TASK REQUIREMENTS:
Exactly reproduce the lines from the one containing "Serialize everything readable" through the last line of the data, both ends included, leaving out pictures.

DATA FOR THIS EXERCISE:
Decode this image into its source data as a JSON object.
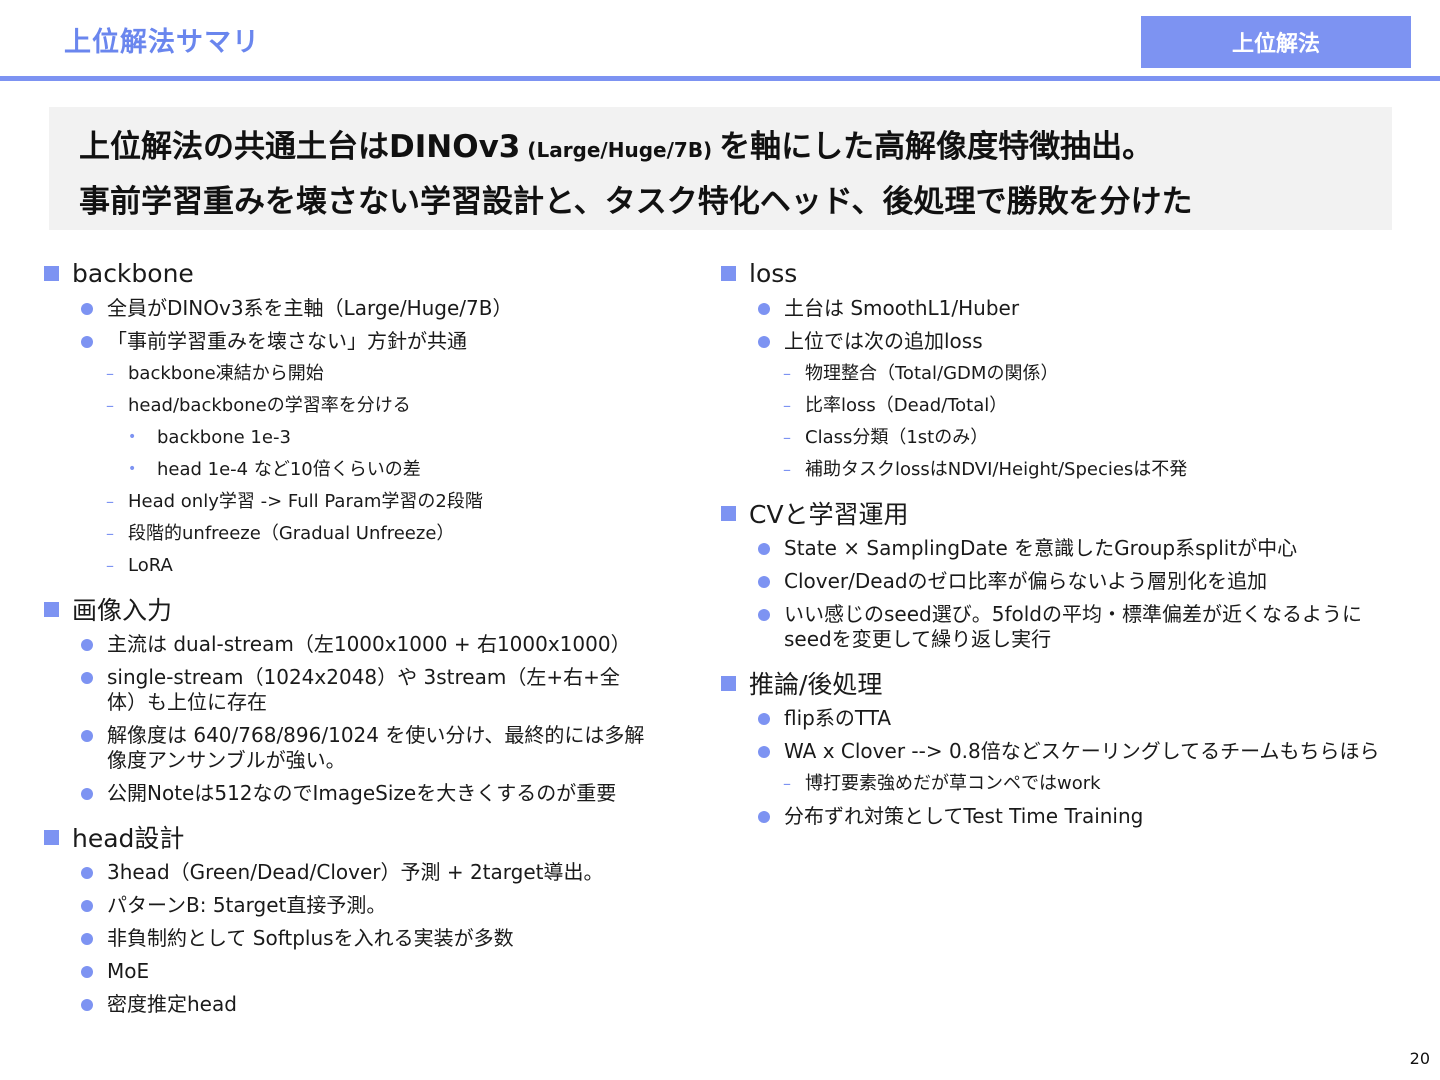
{
  "header": {
    "title": "上位解法サマリ",
    "tag": "上位解法"
  },
  "headline": {
    "line1_a": "上位解法の共通土台はDINOv3",
    "line1_small": " (Large/Huge/7B) ",
    "line1_b": "を軸にした高解像度特徴抽出。",
    "line2": "事前学習重みを壊さない学習設計と、タスク特化ヘッド、後処理で勝敗を分けた"
  },
  "left": {
    "backbone": {
      "title": "backbone",
      "b1_0": "全員がDINOv3系を主軸（Large/Huge/7B）",
      "b1_1": "「事前学習重みを壊さない」方針が共通",
      "s_0": "backbone凍結から開始",
      "s_1": "head/backboneの学習率を分ける",
      "t_0": "backbone 1e-3",
      "t_1": "head 1e-4 など10倍くらいの差",
      "s_2": "Head only学習 -> Full Param学習の2段階",
      "s_3": "段階的unfreeze（Gradual Unfreeze）",
      "s_4": "LoRA"
    },
    "image_input": {
      "title": "画像入力",
      "b_0": "主流は dual-stream（左1000x1000 + 右1000x1000）",
      "b_1a": "single-stream（1024x2048）や 3stream（左+右+全",
      "b_1b": "体）も上位に存在",
      "b_2a": "解像度は 640/768/896/1024 を使い分け、最終的には多解",
      "b_2b": "像度アンサンブルが強い。",
      "b_3": "公開Noteは512なのでImageSizeを大きくするのが重要"
    },
    "head_design": {
      "title": " head設計",
      "b_0": "3head（Green/Dead/Clover）予測 + 2target導出。",
      "b_1": "パターンB: 5target直接予測。",
      "b_2": "非負制約として Softplusを入れる実装が多数",
      "b_3": "MoE",
      "b_4": "密度推定head"
    }
  },
  "right": {
    "loss": {
      "title": "loss",
      "b_0": "土台は SmoothL1/Huber",
      "b_1": "上位では次の追加loss",
      "s_0": "物理整合（Total/GDMの関係）",
      "s_1": "比率loss（Dead/Total）",
      "s_2": "Class分類（1stのみ）",
      "s_3": "補助タスクlossはNDVI/Height/Speciesは不発"
    },
    "cv": {
      "title": "CVと学習運用",
      "b_0": "State × SamplingDate を意識したGroup系splitが中心",
      "b_1": "Clover/Deadのゼロ比率が偏らないよう層別化を追加",
      "b_2a": "いい感じのseed選び。5foldの平均・標準偏差が近くなるように",
      "b_2b": "seedを変更して繰り返し実行"
    },
    "inference": {
      "title": "推論/後処理",
      "b_0": "flip系のTTA",
      "b_1": "WA x Clover --> 0.8倍などスケーリングしてるチームもちらほら",
      "s_0": "博打要素強めだが草コンペではwork",
      "b_2": "分布ずれ対策としてTest Time Training"
    }
  },
  "page_number": "20",
  "colors": {
    "accent": "#7d93f2",
    "title": "#6a86ee",
    "headline_bg": "#f2f2f2"
  }
}
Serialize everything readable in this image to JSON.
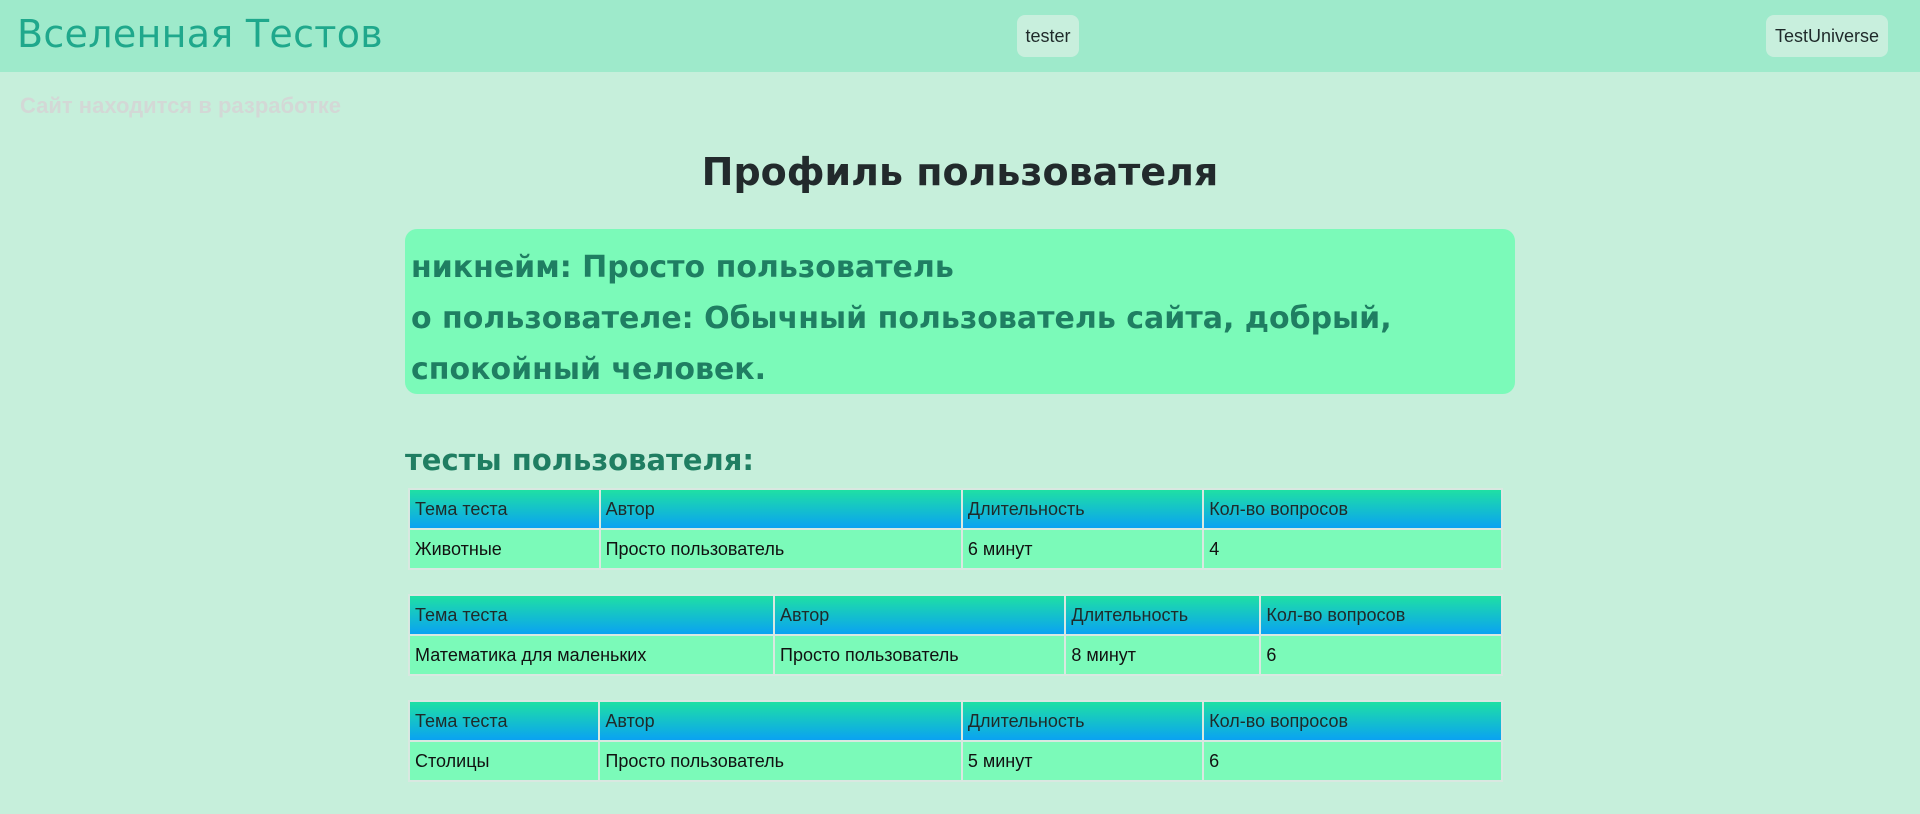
{
  "header": {
    "brand": "Вселенная Тестов",
    "user_button": "tester",
    "site_button": "TestUniverse"
  },
  "notice": "Сайт находится в разработке",
  "page_title": "Профиль пользователя",
  "profile": {
    "nickname_line": "никнейм: Просто пользователь",
    "about_line": "о пользователе: Обычный пользователь сайта, добрый, спокойный человек."
  },
  "tests_heading": "тесты пользователя:",
  "table_headers": {
    "topic": "Тема теста",
    "author": "Автор",
    "duration": "Длительность",
    "questions": "Кол-во вопросов"
  },
  "tests": [
    {
      "topic": "Животные",
      "author": "Просто пользователь",
      "duration": "6 минут",
      "questions": "4"
    },
    {
      "topic": "Математика для маленьких",
      "author": "Просто пользователь",
      "duration": "8 минут",
      "questions": "6"
    },
    {
      "topic": "Столицы",
      "author": "Просто пользователь",
      "duration": "5 минут",
      "questions": "6"
    }
  ]
}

TASK ANSWER:
Serialize everything readable in this image to JSON.
{
  "header": {
    "brand": "Вселенная Тестов",
    "user_button": "tester",
    "site_button": "TestUniverse"
  },
  "notice": "Сайт находится в разработке",
  "page_title": "Профиль пользователя",
  "profile": {
    "nickname_line": "никнейм: Просто пользователь",
    "about_line": "о пользователе: Обычный пользователь сайта, добрый, спокойный человек."
  },
  "tests_heading": "тесты пользователя:",
  "table_headers": {
    "topic": "Тема теста",
    "author": "Автор",
    "duration": "Длительность",
    "questions": "Кол-во вопросов"
  },
  "tests": [
    {
      "topic": "Животные",
      "author": "Просто пользователь",
      "duration": "6 минут",
      "questions": "4"
    },
    {
      "topic": "Математика для маленьких",
      "author": "Просто пользователь",
      "duration": "8 минут",
      "questions": "6"
    },
    {
      "topic": "Столицы",
      "author": "Просто пользователь",
      "duration": "5 минут",
      "questions": "6"
    }
  ]
}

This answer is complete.